Dataset records
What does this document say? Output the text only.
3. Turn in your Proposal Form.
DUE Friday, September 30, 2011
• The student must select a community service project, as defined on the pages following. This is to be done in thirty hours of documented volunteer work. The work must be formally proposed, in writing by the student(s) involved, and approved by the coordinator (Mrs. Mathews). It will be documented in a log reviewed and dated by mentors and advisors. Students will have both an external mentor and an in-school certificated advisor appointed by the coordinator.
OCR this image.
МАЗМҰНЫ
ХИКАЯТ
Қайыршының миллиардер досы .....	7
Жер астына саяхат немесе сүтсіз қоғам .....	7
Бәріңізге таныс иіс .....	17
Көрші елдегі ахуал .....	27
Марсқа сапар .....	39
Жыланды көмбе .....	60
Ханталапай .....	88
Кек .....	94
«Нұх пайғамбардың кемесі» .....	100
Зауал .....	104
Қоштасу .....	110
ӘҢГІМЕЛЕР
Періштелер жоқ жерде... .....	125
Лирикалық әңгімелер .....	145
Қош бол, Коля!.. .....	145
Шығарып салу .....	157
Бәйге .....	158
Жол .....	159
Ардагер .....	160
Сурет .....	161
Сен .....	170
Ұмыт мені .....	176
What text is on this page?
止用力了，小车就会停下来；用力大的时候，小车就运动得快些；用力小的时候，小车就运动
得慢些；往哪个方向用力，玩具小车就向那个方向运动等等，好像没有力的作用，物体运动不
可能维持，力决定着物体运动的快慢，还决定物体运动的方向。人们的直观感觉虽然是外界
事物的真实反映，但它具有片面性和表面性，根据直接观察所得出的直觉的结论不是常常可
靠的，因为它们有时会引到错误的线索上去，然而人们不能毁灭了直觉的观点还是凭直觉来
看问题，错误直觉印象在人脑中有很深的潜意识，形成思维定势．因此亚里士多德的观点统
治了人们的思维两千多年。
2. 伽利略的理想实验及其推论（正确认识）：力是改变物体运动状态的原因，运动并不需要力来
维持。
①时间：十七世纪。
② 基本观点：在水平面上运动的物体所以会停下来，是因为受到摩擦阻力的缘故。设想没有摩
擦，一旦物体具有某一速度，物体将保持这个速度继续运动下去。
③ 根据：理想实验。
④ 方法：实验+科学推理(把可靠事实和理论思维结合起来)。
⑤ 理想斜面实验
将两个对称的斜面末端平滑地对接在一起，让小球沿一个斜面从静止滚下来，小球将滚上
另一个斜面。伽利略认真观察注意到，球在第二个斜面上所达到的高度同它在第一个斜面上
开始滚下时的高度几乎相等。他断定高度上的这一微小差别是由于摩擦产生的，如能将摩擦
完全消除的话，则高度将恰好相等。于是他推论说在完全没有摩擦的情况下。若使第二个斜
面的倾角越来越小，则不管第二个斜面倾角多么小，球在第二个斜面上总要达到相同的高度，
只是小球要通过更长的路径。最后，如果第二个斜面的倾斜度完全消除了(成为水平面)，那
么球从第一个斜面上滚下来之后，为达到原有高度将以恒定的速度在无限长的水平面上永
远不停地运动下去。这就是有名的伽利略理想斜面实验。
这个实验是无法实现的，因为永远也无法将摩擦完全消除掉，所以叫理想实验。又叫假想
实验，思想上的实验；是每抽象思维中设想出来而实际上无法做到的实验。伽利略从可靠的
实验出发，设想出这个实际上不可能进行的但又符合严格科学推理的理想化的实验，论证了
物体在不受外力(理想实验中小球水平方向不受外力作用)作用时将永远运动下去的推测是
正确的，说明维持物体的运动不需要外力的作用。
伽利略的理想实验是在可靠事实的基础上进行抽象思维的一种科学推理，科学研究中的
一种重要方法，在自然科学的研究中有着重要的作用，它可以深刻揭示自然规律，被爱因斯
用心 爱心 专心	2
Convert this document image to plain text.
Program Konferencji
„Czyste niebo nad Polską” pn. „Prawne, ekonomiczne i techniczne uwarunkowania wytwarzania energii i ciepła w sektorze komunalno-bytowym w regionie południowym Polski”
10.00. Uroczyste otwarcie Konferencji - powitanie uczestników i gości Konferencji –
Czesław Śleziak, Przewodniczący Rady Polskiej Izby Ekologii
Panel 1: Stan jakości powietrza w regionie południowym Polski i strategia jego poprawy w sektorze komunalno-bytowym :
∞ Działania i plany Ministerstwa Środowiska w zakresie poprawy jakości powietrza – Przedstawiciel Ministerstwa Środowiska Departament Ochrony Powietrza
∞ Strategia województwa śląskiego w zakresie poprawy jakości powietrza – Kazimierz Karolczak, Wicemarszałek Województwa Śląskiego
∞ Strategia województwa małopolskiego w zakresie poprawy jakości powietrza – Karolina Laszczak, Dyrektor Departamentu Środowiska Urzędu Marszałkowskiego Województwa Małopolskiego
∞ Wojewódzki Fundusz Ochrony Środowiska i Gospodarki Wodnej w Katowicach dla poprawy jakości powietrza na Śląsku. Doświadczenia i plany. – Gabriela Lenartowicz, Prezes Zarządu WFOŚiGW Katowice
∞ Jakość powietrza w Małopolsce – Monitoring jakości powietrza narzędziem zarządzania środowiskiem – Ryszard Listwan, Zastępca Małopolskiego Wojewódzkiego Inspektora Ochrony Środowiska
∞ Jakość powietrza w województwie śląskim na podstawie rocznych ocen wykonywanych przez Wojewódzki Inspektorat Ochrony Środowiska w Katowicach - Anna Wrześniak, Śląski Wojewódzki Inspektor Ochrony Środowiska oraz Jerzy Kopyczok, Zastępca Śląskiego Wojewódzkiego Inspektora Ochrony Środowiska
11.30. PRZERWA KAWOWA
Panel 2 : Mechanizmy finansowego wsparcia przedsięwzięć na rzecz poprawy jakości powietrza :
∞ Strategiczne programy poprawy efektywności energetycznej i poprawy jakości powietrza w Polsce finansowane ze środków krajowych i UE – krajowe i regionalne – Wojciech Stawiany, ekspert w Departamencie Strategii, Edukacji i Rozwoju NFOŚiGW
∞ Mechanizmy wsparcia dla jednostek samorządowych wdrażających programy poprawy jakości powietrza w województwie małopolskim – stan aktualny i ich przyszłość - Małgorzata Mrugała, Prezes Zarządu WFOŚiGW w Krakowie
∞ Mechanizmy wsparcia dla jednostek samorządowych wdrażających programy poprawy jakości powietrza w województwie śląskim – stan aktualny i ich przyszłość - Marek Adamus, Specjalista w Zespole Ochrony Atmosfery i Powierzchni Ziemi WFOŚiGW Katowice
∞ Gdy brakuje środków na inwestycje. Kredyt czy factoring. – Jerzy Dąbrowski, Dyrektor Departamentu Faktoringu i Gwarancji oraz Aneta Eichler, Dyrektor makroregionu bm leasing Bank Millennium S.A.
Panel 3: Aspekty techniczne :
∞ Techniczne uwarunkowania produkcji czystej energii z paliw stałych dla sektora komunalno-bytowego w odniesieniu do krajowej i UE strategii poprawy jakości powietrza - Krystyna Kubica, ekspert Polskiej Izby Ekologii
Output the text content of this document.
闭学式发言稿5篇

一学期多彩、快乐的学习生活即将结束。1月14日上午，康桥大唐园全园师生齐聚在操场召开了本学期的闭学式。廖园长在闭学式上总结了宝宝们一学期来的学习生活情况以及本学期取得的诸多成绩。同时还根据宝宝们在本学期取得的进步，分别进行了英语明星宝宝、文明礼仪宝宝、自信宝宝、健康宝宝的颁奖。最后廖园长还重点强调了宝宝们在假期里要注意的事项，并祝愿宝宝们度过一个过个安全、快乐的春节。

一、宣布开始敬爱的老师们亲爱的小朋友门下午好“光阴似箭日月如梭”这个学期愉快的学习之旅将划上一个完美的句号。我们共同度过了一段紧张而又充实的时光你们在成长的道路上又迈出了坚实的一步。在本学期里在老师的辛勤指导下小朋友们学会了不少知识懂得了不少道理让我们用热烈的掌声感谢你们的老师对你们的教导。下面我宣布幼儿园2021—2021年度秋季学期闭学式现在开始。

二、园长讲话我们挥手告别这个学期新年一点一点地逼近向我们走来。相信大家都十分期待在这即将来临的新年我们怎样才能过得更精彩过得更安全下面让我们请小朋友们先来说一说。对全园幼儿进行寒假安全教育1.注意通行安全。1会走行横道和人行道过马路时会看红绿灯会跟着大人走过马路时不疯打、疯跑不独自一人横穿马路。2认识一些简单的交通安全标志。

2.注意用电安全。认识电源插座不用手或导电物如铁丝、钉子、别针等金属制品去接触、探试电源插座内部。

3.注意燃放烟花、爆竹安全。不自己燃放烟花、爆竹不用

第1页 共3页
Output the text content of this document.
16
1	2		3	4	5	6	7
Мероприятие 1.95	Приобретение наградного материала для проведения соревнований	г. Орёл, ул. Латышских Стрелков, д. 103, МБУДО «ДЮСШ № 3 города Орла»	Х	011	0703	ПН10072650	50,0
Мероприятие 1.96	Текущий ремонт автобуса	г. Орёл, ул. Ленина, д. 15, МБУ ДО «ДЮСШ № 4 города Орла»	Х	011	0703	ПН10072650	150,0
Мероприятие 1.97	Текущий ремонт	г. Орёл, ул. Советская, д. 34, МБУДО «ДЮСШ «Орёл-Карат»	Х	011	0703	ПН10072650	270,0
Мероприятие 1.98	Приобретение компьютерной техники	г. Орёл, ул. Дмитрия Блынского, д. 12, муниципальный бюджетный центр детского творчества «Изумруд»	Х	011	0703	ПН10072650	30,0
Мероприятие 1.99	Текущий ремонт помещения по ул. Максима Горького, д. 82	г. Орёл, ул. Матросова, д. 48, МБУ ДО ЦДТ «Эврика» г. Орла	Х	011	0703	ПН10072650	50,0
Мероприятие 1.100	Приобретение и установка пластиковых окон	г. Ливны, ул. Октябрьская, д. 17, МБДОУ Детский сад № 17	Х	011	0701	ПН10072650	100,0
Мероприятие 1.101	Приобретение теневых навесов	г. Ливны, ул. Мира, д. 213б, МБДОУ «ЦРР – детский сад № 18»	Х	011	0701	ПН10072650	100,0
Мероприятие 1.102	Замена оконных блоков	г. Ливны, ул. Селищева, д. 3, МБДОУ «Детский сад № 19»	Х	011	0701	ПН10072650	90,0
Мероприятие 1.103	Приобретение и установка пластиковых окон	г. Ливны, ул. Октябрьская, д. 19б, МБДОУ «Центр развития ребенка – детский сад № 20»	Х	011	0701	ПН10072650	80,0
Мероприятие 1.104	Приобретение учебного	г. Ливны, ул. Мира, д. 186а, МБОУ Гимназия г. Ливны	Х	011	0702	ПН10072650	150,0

— Goal —
The lines to collect are those holding the string "What"; copy them all.

— Expected answer —
What does this document say? Output the text only.
What text is on this page?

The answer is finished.